• [Dataset records]
+---+
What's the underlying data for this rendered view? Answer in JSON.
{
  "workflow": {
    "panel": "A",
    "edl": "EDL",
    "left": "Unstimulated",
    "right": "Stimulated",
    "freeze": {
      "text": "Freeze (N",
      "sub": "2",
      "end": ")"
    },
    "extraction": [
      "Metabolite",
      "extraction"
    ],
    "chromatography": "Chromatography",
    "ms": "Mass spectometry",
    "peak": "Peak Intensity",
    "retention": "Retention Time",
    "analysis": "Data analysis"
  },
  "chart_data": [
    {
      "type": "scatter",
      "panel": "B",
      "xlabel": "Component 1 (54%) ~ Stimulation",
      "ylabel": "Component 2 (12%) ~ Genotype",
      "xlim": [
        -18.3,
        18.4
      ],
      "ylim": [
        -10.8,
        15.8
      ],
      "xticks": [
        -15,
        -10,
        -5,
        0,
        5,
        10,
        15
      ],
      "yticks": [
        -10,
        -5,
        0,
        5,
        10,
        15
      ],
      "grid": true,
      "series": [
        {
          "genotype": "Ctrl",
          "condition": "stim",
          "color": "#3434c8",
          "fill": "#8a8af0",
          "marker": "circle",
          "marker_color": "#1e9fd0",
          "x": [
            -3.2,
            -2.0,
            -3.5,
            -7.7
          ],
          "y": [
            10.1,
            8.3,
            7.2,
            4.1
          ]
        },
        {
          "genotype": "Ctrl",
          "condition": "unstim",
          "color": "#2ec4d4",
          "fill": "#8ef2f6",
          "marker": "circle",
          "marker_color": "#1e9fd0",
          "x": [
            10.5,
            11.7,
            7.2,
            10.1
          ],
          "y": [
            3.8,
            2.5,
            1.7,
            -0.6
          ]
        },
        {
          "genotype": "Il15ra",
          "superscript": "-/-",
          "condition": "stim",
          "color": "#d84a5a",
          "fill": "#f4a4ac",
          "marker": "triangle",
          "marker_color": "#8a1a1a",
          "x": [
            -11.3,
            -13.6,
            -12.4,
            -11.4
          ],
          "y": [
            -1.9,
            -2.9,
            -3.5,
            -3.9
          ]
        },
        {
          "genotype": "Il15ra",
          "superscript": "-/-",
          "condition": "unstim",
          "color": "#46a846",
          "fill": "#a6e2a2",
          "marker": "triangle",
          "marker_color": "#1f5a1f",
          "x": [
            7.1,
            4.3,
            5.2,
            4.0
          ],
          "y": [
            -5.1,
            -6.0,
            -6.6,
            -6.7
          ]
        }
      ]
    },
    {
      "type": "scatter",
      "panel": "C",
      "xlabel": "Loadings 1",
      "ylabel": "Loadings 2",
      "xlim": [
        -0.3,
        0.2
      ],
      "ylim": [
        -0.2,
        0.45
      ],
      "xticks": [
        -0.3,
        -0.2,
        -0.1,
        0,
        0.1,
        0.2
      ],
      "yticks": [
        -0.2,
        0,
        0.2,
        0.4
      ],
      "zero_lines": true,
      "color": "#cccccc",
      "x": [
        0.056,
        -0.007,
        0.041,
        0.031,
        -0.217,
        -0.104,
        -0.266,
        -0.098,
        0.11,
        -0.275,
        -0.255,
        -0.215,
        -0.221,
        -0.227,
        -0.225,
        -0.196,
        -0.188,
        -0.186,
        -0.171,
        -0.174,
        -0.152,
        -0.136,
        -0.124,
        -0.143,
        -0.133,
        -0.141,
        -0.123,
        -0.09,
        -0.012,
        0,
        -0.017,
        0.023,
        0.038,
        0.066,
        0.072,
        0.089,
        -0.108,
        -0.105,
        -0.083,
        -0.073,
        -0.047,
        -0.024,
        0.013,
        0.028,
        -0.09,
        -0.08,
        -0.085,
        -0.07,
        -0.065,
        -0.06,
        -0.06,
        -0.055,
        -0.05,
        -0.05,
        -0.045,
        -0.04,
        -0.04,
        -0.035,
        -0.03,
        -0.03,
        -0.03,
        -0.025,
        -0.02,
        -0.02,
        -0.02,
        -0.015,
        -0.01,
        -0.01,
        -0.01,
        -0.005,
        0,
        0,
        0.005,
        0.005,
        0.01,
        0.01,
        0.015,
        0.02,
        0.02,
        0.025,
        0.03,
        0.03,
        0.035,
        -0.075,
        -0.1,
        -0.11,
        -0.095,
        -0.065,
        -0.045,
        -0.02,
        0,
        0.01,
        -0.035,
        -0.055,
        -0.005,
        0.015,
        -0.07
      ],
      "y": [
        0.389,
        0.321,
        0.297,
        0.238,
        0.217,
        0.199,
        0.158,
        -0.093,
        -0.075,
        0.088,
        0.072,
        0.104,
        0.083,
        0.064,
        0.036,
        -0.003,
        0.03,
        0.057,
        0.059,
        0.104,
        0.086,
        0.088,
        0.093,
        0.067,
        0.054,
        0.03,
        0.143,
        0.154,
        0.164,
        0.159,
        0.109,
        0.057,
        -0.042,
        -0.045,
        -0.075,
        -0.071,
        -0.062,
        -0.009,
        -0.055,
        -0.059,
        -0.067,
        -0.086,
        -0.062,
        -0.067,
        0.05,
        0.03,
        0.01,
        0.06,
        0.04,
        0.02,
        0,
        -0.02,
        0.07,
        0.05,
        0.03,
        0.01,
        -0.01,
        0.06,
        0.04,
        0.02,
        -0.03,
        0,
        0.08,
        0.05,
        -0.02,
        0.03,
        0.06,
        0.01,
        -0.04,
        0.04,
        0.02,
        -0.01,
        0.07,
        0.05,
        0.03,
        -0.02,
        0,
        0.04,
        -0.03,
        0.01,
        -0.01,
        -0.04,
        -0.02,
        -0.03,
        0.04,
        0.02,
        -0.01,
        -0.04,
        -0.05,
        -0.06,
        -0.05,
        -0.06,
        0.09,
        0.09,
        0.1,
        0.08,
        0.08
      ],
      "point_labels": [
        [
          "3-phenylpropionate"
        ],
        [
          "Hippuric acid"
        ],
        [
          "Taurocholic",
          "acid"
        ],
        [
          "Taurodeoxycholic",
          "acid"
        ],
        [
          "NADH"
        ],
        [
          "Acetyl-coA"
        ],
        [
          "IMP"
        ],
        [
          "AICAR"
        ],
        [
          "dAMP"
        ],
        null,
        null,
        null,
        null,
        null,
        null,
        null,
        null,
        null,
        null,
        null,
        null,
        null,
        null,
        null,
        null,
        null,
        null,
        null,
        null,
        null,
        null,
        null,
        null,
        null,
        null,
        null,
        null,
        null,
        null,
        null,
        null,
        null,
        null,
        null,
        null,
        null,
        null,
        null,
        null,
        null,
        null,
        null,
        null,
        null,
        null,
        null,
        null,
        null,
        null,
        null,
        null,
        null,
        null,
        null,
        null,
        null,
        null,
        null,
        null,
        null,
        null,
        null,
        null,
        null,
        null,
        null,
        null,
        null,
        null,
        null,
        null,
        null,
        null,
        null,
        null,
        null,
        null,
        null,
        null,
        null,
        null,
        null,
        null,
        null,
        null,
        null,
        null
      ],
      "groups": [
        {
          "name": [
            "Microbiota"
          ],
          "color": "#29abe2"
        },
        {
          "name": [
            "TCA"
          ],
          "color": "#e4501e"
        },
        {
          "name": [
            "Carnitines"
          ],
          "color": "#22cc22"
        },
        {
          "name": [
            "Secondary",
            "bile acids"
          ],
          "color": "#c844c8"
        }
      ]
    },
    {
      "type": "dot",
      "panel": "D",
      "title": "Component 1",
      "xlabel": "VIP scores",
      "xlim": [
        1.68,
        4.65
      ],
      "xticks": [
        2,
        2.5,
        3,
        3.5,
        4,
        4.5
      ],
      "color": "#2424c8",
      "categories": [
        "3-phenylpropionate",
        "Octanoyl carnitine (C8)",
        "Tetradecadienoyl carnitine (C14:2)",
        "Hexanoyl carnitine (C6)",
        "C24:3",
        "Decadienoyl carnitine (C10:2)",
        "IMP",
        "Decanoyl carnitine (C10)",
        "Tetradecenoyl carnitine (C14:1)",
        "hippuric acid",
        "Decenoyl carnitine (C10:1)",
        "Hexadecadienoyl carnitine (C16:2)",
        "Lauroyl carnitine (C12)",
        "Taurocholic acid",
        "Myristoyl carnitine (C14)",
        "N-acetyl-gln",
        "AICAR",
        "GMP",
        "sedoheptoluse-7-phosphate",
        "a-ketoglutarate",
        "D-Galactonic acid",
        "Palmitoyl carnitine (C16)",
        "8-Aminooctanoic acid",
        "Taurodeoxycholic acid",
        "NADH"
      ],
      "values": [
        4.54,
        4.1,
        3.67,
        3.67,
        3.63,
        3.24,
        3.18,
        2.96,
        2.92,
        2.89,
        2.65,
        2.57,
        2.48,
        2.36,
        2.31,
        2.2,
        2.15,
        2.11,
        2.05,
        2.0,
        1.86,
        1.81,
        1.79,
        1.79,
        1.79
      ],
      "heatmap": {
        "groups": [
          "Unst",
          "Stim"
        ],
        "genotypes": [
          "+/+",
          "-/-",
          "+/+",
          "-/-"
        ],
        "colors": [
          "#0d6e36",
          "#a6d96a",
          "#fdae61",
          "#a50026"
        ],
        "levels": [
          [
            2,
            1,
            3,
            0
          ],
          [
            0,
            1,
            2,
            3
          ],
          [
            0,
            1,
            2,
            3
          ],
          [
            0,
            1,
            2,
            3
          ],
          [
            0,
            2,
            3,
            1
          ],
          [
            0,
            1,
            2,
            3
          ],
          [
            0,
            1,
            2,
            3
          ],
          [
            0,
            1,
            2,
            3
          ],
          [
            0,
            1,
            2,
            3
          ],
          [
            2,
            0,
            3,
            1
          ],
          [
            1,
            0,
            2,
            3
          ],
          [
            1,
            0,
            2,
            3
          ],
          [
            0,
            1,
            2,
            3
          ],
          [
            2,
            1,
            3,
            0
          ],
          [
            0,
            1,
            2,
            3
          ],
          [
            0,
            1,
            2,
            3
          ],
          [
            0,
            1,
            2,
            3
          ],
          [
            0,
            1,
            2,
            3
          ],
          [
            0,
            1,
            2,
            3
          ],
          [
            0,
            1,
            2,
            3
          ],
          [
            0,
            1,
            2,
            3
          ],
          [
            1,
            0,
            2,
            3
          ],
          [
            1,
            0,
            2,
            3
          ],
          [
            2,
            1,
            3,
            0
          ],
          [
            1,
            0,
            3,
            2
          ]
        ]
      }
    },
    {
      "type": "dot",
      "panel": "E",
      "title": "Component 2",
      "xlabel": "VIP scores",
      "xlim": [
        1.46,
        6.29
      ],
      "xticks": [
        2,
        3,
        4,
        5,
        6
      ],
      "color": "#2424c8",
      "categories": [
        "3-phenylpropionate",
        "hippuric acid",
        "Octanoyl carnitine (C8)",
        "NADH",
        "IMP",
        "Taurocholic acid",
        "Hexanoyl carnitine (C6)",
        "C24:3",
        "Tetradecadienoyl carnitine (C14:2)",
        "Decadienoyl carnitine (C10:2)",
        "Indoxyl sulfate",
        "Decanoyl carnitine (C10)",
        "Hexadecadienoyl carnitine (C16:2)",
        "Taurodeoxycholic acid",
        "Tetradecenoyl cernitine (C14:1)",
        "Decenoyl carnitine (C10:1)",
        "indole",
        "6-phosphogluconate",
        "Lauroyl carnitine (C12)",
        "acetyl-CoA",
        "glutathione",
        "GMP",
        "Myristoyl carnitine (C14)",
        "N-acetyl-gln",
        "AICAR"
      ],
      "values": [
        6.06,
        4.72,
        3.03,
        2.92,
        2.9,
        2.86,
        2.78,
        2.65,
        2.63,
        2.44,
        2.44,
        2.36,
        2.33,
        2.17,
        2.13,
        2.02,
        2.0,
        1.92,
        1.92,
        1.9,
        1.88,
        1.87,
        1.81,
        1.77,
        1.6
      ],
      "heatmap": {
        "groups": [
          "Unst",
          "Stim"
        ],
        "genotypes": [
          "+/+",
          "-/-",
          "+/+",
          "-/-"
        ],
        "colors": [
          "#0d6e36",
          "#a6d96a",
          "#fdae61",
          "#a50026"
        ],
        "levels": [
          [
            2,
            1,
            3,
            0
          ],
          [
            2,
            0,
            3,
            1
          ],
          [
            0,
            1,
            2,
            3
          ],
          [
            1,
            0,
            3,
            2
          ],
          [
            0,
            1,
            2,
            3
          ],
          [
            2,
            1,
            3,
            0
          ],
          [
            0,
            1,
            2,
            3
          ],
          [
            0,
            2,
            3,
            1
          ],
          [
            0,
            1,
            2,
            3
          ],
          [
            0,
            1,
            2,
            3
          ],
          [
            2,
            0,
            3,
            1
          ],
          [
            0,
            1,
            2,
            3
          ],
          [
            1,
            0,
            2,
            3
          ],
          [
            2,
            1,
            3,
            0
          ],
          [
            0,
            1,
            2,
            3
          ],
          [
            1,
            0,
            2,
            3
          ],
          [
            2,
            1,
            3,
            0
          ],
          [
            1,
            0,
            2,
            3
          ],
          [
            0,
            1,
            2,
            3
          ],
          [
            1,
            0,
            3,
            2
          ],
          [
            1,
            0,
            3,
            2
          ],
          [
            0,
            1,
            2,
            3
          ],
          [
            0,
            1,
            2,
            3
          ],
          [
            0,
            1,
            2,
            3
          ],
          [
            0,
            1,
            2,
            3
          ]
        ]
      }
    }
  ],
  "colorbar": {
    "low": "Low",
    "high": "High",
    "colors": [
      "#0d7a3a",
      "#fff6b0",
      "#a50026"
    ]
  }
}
+---+
• [Set task] Lines that hold the word "title" are the ones to return, every one of them.

• [Correct response]
      "title": "Component 1",
      "title": "Component 2",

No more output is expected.